(Records excerpted from a collection)
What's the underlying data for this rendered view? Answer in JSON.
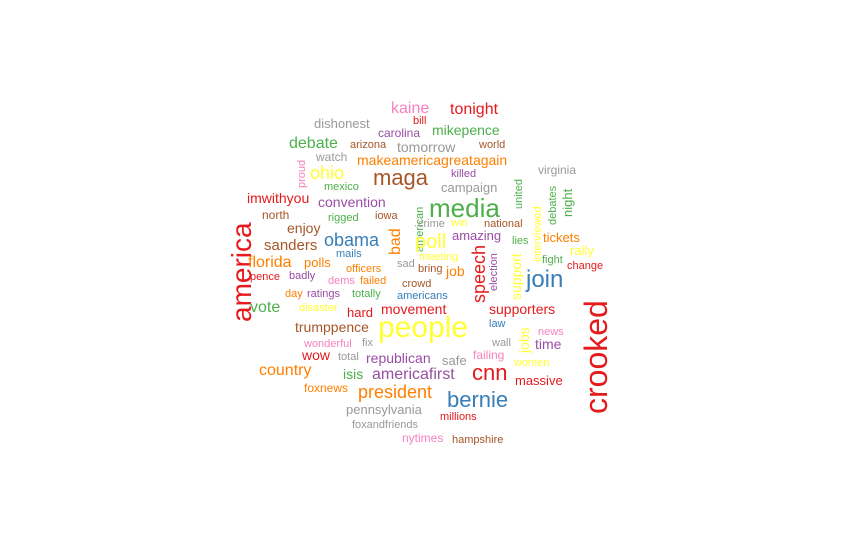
{
  "palette": {
    "red": "#e41a1c",
    "blue": "#377eb8",
    "green": "#4daf4a",
    "purple": "#984ea3",
    "orange": "#ff7f00",
    "yellow": "#ffff33",
    "brown": "#a65628",
    "pink": "#f781bf",
    "grey": "#999999"
  },
  "words": [
    {
      "text": "kaine",
      "color": "pink",
      "size": 16
    },
    {
      "text": "tonight",
      "color": "red",
      "size": 16
    },
    {
      "text": "bill",
      "color": "red",
      "size": 11
    },
    {
      "text": "dishonest",
      "color": "grey",
      "size": 13
    },
    {
      "text": "carolina",
      "color": "purple",
      "size": 12
    },
    {
      "text": "mikepence",
      "color": "green",
      "size": 14
    },
    {
      "text": "debate",
      "color": "green",
      "size": 16
    },
    {
      "text": "arizona",
      "color": "brown",
      "size": 11
    },
    {
      "text": "tomorrow",
      "color": "grey",
      "size": 14
    },
    {
      "text": "world",
      "color": "brown",
      "size": 11
    },
    {
      "text": "watch",
      "color": "grey",
      "size": 12
    },
    {
      "text": "makeamericagreatagain",
      "color": "orange",
      "size": 14
    },
    {
      "text": "proud",
      "color": "pink",
      "size": 11
    },
    {
      "text": "ohio",
      "color": "yellow",
      "size": 18
    },
    {
      "text": "maga",
      "color": "brown",
      "size": 22
    },
    {
      "text": "killed",
      "color": "purple",
      "size": 11
    },
    {
      "text": "virginia",
      "color": "grey",
      "size": 12
    },
    {
      "text": "mexico",
      "color": "green",
      "size": 11
    },
    {
      "text": "campaign",
      "color": "grey",
      "size": 13
    },
    {
      "text": "united",
      "color": "green",
      "size": 11
    },
    {
      "text": "night",
      "color": "green",
      "size": 13
    },
    {
      "text": "imwithyou",
      "color": "red",
      "size": 14
    },
    {
      "text": "convention",
      "color": "purple",
      "size": 14
    },
    {
      "text": "media",
      "color": "green",
      "size": 26
    },
    {
      "text": "debates",
      "color": "green",
      "size": 11
    },
    {
      "text": "north",
      "color": "brown",
      "size": 12
    },
    {
      "text": "rigged",
      "color": "green",
      "size": 11
    },
    {
      "text": "iowa",
      "color": "brown",
      "size": 11
    },
    {
      "text": "american",
      "color": "green",
      "size": 11
    },
    {
      "text": "win",
      "color": "yellow",
      "size": 11
    },
    {
      "text": "national",
      "color": "brown",
      "size": 11
    },
    {
      "text": "interviewed",
      "color": "yellow",
      "size": 11
    },
    {
      "text": "america",
      "color": "red",
      "size": 28
    },
    {
      "text": "enjoy",
      "color": "brown",
      "size": 14
    },
    {
      "text": "crime",
      "color": "grey",
      "size": 11
    },
    {
      "text": "amazing",
      "color": "purple",
      "size": 13
    },
    {
      "text": "bad",
      "color": "orange",
      "size": 16
    },
    {
      "text": "obama",
      "color": "blue",
      "size": 18
    },
    {
      "text": "poll",
      "color": "yellow",
      "size": 20
    },
    {
      "text": "lies",
      "color": "green",
      "size": 11
    },
    {
      "text": "tickets",
      "color": "orange",
      "size": 13
    },
    {
      "text": "sanders",
      "color": "brown",
      "size": 15
    },
    {
      "text": "mails",
      "color": "blue",
      "size": 11
    },
    {
      "text": "meeting",
      "color": "yellow",
      "size": 11
    },
    {
      "text": "speech",
      "color": "red",
      "size": 18
    },
    {
      "text": "join",
      "color": "blue",
      "size": 24
    },
    {
      "text": "rally",
      "color": "yellow",
      "size": 13
    },
    {
      "text": "florida",
      "color": "orange",
      "size": 16
    },
    {
      "text": "polls",
      "color": "orange",
      "size": 13
    },
    {
      "text": "officers",
      "color": "orange",
      "size": 11
    },
    {
      "text": "sad",
      "color": "grey",
      "size": 11
    },
    {
      "text": "election",
      "color": "purple",
      "size": 11
    },
    {
      "text": "fight",
      "color": "green",
      "size": 11
    },
    {
      "text": "change",
      "color": "red",
      "size": 11
    },
    {
      "text": "pence",
      "color": "red",
      "size": 11
    },
    {
      "text": "badly",
      "color": "purple",
      "size": 11
    },
    {
      "text": "dems",
      "color": "pink",
      "size": 11
    },
    {
      "text": "failed",
      "color": "orange",
      "size": 11
    },
    {
      "text": "bring",
      "color": "brown",
      "size": 11
    },
    {
      "text": "job",
      "color": "orange",
      "size": 14
    },
    {
      "text": "support",
      "color": "yellow",
      "size": 14
    },
    {
      "text": "day",
      "color": "orange",
      "size": 11
    },
    {
      "text": "ratings",
      "color": "purple",
      "size": 11
    },
    {
      "text": "crowd",
      "color": "brown",
      "size": 11
    },
    {
      "text": "totally",
      "color": "green",
      "size": 11
    },
    {
      "text": "americans",
      "color": "blue",
      "size": 11
    },
    {
      "text": "crooked",
      "color": "red",
      "size": 32
    },
    {
      "text": "vote",
      "color": "green",
      "size": 16
    },
    {
      "text": "disaster",
      "color": "yellow",
      "size": 11
    },
    {
      "text": "hard",
      "color": "red",
      "size": 13
    },
    {
      "text": "movement",
      "color": "red",
      "size": 14
    },
    {
      "text": "supporters",
      "color": "red",
      "size": 14
    },
    {
      "text": "trumppence",
      "color": "brown",
      "size": 14
    },
    {
      "text": "people",
      "color": "yellow",
      "size": 30
    },
    {
      "text": "law",
      "color": "blue",
      "size": 11
    },
    {
      "text": "jobs",
      "color": "yellow",
      "size": 14
    },
    {
      "text": "news",
      "color": "pink",
      "size": 11
    },
    {
      "text": "wonderful",
      "color": "pink",
      "size": 11
    },
    {
      "text": "fix",
      "color": "grey",
      "size": 11
    },
    {
      "text": "wall",
      "color": "grey",
      "size": 11
    },
    {
      "text": "time",
      "color": "purple",
      "size": 14
    },
    {
      "text": "wow",
      "color": "red",
      "size": 14
    },
    {
      "text": "total",
      "color": "grey",
      "size": 11
    },
    {
      "text": "republican",
      "color": "purple",
      "size": 14
    },
    {
      "text": "safe",
      "color": "grey",
      "size": 13
    },
    {
      "text": "failing",
      "color": "pink",
      "size": 12
    },
    {
      "text": "women",
      "color": "yellow",
      "size": 11
    },
    {
      "text": "country",
      "color": "orange",
      "size": 16
    },
    {
      "text": "isis",
      "color": "green",
      "size": 14
    },
    {
      "text": "americafirst",
      "color": "purple",
      "size": 16
    },
    {
      "text": "cnn",
      "color": "red",
      "size": 22
    },
    {
      "text": "massive",
      "color": "red",
      "size": 13
    },
    {
      "text": "foxnews",
      "color": "orange",
      "size": 12
    },
    {
      "text": "president",
      "color": "orange",
      "size": 18
    },
    {
      "text": "bernie",
      "color": "blue",
      "size": 22
    },
    {
      "text": "pennsylvania",
      "color": "grey",
      "size": 13
    },
    {
      "text": "millions",
      "color": "red",
      "size": 11
    },
    {
      "text": "foxandfriends",
      "color": "grey",
      "size": 11
    },
    {
      "text": "nytimes",
      "color": "pink",
      "size": 12
    },
    {
      "text": "hampshire",
      "color": "brown",
      "size": 11
    }
  ]
}
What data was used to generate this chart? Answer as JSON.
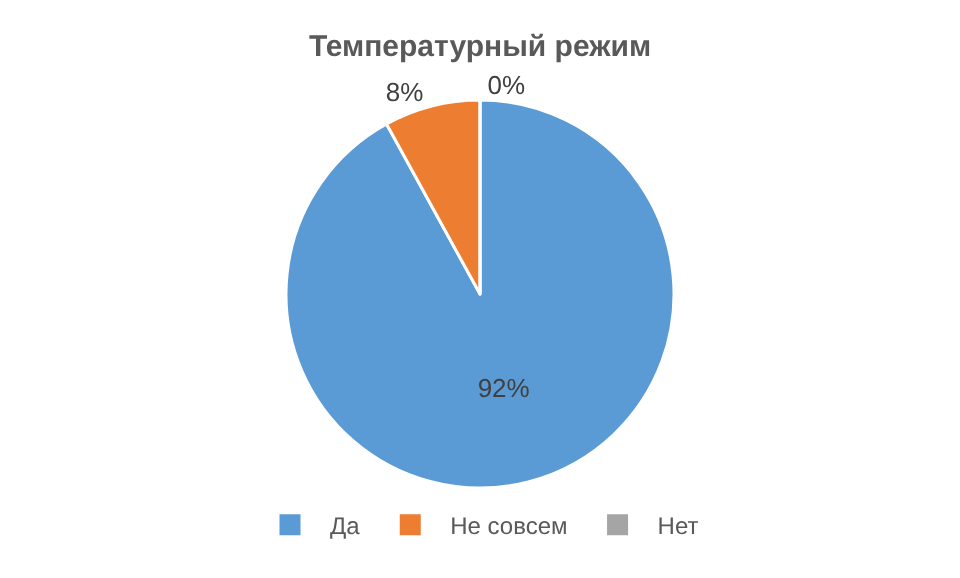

▶ DESCRIPTION OF THE TASK: Scan the listing above. Collect all lines with the word "JSON".

▶ RESULT:
What's the underlying data for this rendered view? Answer in JSON.
What data was used to generate this chart? Answer as JSON.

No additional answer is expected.